*Text*

Personal information
- Born: 18 March 1998 (age 28) Hokkaido, Japan
- Height: 1.59 m (5 ft 3 in)

Sport
- Country: Japan
- Sport: Badminton
- Handedness: Right
- Retired: 30 November 2021

Women's doubles
- Highest ranking: 9 (with Ayako Sakuramoto 5 February 2019)
- BWF profile

Medal record
Women's badminton
Representing Japan
Asia Mixed Team Championships
| Silver medal – second place | 2019 Hong Kong | Mixed team |

= Yukiko Takahata =

Japanese badminton player

Yukiko Takahata (高畑 祐紀子, Takahata Yukiko) is a former Japanese badminton player from the Yonex team. In 2017, she became the women's doubles runner-up at the Osaka International tournament partnered with Ayako Sakuramoto. She won her first senior international title at the Spanish International tournament with Sakuramoto.

Takahata started to represent the national team in the 2015 World Junior Championships held in Lima, Peru, and helped the team reach the semifinals. At the BWF Grand Prix events, her best result was a runner-up at the 2017 New Zealand Open.

Teamed-up with Sakuramoto, Takahata won seven of eight finals of the 2018 BWF World Tour, with a title of Super 500 tournament from Singapore Open, three titles of Super 300 tournament from Swiss, New Zealand, and Australia Open; and three titles of Super 100 tournament. She participated at the 2019 Asia Mixed Team Championships, and won the silver medal after the team lost to the Chinese in the final.

== Achievements ==

=== BWF World Tour (8 titles, 1 runners-up) ===
The BWF World Tour, which was announced on 19 March 2017 and implemented in 2018, is a series of elite badminton tournaments sanctioned by the Badminton World Federation (BWF). The BWF World Tours are divided into levels of World Tour Finals, Super 1000, Super 750, Super 500, Super 300, and the BWF Tour Super 100.

*Dataset rows*
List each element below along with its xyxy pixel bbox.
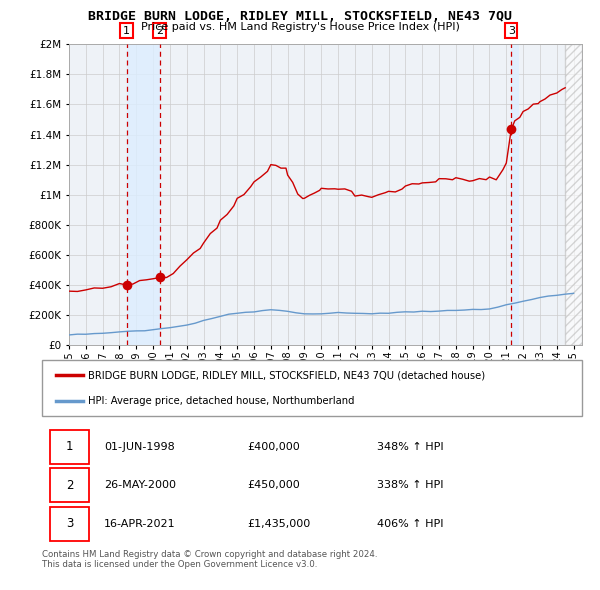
Text: 2: 2 [156, 26, 163, 35]
Text: 26-MAY-2000: 26-MAY-2000 [104, 480, 176, 490]
FancyBboxPatch shape [50, 430, 89, 464]
Text: BRIDGE BURN LODGE, RIDLEY MILL, STOCKSFIELD, NE43 7QU (detached house): BRIDGE BURN LODGE, RIDLEY MILL, STOCKSFI… [88, 370, 485, 380]
Text: HPI: Average price, detached house, Northumberland: HPI: Average price, detached house, Nort… [88, 396, 355, 406]
Text: BRIDGE BURN LODGE, RIDLEY MILL, STOCKSFIELD, NE43 7QU: BRIDGE BURN LODGE, RIDLEY MILL, STOCKSFI… [88, 10, 512, 23]
Bar [565, 44, 582, 345]
Text: 2: 2 [66, 478, 73, 492]
Bar [511, 44, 519, 345]
Text: 3: 3 [508, 26, 515, 35]
FancyBboxPatch shape [42, 360, 582, 416]
Text: Contains HM Land Registry data © Crown copyright and database right 2024.
This d: Contains HM Land Registry data © Crown c… [42, 550, 377, 569]
FancyBboxPatch shape [50, 507, 89, 541]
Text: 3: 3 [66, 517, 73, 530]
Text: 1: 1 [66, 440, 73, 453]
Text: 348% ↑ HPI: 348% ↑ HPI [377, 441, 443, 451]
FancyBboxPatch shape [50, 468, 89, 502]
Text: 01-JUN-1998: 01-JUN-1998 [104, 441, 175, 451]
Text: 16-APR-2021: 16-APR-2021 [104, 519, 176, 529]
Bar [127, 44, 160, 345]
Text: 406% ↑ HPI: 406% ↑ HPI [377, 519, 443, 529]
Text: £450,000: £450,000 [247, 480, 300, 490]
Text: Price paid vs. HM Land Registry's House Price Index (HPI): Price paid vs. HM Land Registry's House … [140, 22, 460, 32]
Text: £400,000: £400,000 [247, 441, 300, 451]
Text: £1,435,000: £1,435,000 [247, 519, 310, 529]
Text: 338% ↑ HPI: 338% ↑ HPI [377, 480, 443, 490]
Text: 1: 1 [123, 26, 130, 35]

*The exercise*
Extend the passage on badminton player Yukiko Takahata, picking up right after its final sentence about the BWF World Tour levels.

*Solved problem*
Women's doubles

| Year | Tournament | Level | Partner | Opponent | Score | Result | Ref |
|---|---|---|---|---|---|---|---|
| 2018 | Swiss Open | Super 300 | JPN Ayako Sakuramoto | BUL Gabriela Stoeva BUL Stefani Stoeva | 19–21, 21–15, 21–18 | Winner |  |
| 2018 | New Zealand Open | Super 300 | JPN Ayako Sakuramoto | CHN Cao Tongwei CHN Zheng Yu | 21–9, 21–19 | Winner |  |
| 2018 | Australian Open | Super 300 | JPN Ayako Sakuramoto | KOR Baek Ha-na KOR Lee Yu-rim | 23–21, 21–18 | Winner |  |
| 2018 | Canada Open | Super 100 | JPN Ayako Sakuramoto | GER Isabel Herttrich GER Carla Nelte | 21–13, 21–15 | Winner |  |
| 2018 | Singapore Open | Super 500 | JPN Ayako Sakuramoto | JPN Nami Matsuyama JPN Chiharu Shida | 16–21, 24–22, 21–13 | Winner |  |
| 2018 | Akita Masters | Super 100 | JPN Ayako Sakuramoto | JPN Nami Matsuyama JPN Chiharu Shida | 23–21, 21–11 | Winner |  |
| 2018 | Spain Masters | Super 300 | JPN Ayako Sakuramoto | JPN Mayu Matsumoto JPN Wakana Nagahara | 17–21, 13–21 | Runner-up |  |
| 2018 | Indonesia Masters | Super 100 | JPN Ayako Sakuramoto | JPN Nami Matsuyama JPN Chiharu Shida | 11–21, 21–19, 22–20 | Winner |  |
| 2019 | Akita Masters | Super 100 | JPN Ayako Sakuramoto | INA Nita Violina Marwah INA Putri Syaikah | 21–17, 14–21, 21–15 | Winner |  |

=== BWF Grand Prix ===
The BWF Grand Prix had two levels, the Grand Prix and Grand Prix Gold. It was a series of badminton tournaments sanctioned by the Badminton World Federation (BWF) and played between 2007 and 2017.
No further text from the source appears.